>> START Dataset content
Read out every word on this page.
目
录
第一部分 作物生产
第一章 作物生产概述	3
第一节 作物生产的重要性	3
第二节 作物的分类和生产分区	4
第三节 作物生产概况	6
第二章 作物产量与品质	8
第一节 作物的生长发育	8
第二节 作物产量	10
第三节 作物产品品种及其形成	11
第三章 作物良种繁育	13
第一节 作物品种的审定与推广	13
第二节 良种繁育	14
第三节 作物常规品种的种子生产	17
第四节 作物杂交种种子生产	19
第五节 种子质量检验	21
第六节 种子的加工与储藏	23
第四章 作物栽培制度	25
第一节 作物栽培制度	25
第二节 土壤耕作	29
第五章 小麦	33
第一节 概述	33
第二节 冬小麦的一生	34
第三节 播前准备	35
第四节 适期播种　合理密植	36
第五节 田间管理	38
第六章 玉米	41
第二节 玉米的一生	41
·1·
>> END Dataset content
Exercise description: Output every entry shown above, exactly.

Answer for this exercise:
Read out every word on this page.
目
录
第一部分 作物生产
第一章 作物生产概述	3
第一节 作物生产的重要性	3
第二节 作物的分类和生产分区	4
第三节 作物生产概况	6
第二章 作物产量与品质	8
第一节 作物的生长发育	8
第二节 作物产量	10
第三节 作物产品品种及其形成	11
第三章 作物良种繁育	13
第一节 作物品种的审定与推广	13
第二节 良种繁育	14
第三节 作物常规品种的种子生产	17
第四节 作物杂交种种子生产	19
第五节 种子质量检验	21
第六节 种子的加工与储藏	23
第四章 作物栽培制度	25
第一节 作物栽培制度	25
第二节 土壤耕作	29
第五章 小麦	33
第一节 概述	33
第二节 冬小麦的一生	34
第三节 播前准备	35
第四节 适期播种　合理密植	36
第五节 田间管理	38
第六章 玉米	41
第二节 玉米的一生	41
·1·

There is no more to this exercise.